Task details> In the entries that follow, how many lines contain "structured"? Answer with the number only.

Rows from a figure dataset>
++++++

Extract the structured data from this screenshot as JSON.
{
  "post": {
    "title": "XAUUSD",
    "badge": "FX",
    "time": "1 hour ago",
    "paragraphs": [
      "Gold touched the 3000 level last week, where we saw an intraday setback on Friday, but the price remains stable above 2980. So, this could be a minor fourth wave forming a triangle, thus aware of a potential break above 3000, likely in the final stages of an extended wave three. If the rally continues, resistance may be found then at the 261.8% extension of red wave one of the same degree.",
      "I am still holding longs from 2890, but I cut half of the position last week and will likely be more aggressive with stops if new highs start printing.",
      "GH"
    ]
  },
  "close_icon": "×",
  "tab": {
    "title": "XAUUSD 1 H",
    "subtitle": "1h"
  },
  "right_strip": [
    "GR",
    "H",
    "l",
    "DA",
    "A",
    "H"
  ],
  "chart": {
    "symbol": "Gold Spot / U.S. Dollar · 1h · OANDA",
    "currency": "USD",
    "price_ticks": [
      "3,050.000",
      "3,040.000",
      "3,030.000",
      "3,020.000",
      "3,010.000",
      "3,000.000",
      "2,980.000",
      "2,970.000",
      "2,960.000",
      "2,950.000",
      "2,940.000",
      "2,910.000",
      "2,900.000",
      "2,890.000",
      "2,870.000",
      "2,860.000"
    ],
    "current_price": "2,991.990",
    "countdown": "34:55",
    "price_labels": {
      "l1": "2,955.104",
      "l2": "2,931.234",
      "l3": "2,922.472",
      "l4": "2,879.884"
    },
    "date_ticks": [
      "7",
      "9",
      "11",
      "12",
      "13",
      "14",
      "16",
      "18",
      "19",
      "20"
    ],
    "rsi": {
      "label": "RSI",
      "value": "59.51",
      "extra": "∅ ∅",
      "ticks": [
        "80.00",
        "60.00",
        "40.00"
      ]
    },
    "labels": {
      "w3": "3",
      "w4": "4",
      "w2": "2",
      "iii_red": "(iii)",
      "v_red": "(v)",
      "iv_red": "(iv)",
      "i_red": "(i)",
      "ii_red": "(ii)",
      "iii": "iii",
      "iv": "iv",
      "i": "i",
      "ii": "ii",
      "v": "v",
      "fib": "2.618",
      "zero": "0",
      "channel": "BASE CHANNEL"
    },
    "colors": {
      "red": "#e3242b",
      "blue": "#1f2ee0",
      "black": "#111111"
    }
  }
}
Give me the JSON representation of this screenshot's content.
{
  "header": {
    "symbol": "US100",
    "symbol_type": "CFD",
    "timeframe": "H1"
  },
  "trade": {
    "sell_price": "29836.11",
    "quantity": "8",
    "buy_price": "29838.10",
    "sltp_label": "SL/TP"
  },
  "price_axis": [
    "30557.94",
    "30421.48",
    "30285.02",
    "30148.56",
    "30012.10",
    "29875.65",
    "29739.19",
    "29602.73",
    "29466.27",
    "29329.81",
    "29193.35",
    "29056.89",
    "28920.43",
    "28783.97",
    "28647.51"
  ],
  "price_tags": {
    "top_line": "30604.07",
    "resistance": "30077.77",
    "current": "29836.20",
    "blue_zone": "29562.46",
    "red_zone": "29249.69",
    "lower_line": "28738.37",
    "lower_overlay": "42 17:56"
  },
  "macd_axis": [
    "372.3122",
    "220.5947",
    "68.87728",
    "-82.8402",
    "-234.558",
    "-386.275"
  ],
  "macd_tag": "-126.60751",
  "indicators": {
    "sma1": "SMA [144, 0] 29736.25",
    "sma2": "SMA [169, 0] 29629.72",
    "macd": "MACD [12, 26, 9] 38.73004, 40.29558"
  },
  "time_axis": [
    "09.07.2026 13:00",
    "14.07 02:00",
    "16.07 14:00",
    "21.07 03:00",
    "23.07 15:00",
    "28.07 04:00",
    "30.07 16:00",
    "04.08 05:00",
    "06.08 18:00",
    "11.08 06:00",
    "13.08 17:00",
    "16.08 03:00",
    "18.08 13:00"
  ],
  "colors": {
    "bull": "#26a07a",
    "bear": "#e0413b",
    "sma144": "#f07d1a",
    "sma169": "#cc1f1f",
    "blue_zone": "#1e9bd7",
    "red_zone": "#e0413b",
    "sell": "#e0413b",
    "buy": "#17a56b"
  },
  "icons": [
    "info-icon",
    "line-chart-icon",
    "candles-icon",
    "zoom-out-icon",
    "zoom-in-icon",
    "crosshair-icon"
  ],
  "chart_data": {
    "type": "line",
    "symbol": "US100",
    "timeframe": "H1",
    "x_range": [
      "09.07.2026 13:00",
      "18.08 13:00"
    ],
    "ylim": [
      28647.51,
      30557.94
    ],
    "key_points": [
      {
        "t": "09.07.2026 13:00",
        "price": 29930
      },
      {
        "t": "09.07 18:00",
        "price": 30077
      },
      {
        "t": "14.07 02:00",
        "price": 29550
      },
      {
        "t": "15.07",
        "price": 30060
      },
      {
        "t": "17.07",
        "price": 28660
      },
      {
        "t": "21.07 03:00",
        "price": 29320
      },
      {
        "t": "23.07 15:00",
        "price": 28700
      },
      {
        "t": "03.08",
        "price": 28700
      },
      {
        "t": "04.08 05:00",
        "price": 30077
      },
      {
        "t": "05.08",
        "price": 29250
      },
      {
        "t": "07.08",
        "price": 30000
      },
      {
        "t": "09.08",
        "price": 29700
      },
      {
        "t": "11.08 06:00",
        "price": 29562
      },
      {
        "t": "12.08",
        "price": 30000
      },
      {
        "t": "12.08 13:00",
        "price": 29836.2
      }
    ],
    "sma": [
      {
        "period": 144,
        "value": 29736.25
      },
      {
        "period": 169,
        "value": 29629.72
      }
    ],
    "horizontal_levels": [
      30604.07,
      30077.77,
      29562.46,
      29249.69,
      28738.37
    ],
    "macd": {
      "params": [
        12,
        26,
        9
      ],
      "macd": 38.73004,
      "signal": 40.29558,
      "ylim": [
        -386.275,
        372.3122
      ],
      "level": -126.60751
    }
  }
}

++++++

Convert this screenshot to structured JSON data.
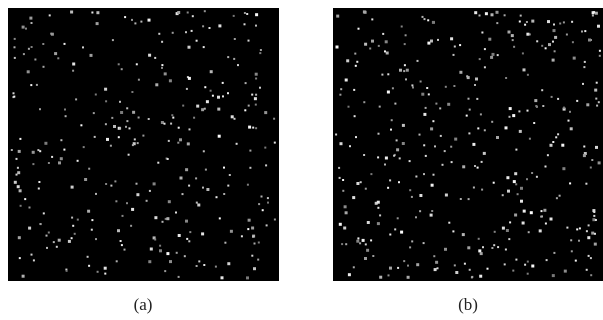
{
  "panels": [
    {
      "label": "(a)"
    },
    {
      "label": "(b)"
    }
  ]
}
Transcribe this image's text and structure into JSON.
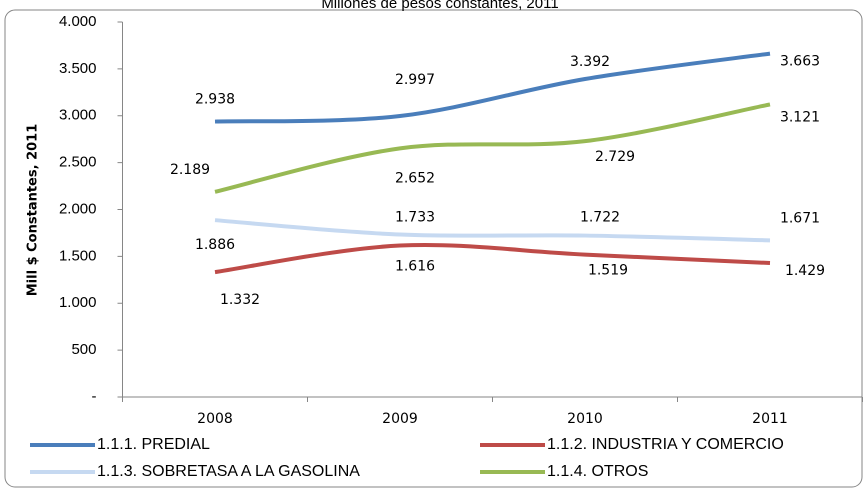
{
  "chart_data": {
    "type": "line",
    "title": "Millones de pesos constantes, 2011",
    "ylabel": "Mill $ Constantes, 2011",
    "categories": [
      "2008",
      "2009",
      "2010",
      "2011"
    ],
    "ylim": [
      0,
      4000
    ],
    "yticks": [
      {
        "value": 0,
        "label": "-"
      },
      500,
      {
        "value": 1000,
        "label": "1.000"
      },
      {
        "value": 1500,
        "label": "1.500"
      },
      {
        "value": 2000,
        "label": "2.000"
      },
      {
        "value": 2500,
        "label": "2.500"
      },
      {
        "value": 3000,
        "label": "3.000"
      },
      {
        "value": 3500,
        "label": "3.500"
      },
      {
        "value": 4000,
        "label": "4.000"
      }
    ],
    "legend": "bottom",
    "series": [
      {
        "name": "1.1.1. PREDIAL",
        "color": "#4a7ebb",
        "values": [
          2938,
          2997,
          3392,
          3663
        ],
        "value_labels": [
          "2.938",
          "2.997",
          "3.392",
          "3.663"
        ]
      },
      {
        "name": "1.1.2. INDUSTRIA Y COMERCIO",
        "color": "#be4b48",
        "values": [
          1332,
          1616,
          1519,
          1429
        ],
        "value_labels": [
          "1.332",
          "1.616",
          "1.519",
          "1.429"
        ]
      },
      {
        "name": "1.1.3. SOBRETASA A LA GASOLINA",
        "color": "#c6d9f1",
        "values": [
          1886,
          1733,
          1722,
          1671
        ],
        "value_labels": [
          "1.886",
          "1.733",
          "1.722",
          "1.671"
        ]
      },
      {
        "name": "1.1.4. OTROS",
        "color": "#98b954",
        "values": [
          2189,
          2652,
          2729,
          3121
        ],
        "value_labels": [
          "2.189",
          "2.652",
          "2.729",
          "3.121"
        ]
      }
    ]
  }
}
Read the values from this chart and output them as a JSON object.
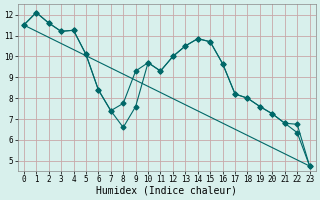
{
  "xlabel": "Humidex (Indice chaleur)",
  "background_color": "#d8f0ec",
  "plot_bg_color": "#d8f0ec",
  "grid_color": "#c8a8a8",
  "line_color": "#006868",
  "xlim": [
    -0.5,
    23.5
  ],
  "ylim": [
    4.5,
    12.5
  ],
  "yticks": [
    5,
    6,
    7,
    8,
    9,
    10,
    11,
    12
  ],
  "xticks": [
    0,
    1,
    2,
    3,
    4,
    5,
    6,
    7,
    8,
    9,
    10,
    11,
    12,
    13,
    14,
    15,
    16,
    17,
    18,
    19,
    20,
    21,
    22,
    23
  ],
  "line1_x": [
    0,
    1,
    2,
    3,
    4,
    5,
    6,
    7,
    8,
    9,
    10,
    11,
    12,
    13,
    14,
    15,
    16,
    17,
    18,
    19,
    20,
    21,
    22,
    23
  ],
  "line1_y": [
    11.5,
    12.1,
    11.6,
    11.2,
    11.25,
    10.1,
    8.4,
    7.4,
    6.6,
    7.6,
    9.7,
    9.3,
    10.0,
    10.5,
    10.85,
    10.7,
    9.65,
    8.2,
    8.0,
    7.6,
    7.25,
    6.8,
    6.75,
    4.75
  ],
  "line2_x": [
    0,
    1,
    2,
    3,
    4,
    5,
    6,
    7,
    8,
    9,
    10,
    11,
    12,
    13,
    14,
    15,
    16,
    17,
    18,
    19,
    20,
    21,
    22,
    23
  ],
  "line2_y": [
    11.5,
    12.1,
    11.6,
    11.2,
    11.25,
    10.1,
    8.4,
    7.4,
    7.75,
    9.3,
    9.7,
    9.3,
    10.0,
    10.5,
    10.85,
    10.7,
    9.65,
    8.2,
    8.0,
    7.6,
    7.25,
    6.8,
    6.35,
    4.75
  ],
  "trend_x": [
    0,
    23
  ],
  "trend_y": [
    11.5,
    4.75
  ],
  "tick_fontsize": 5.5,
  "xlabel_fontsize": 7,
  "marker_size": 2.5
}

++++++

Answer in full> 2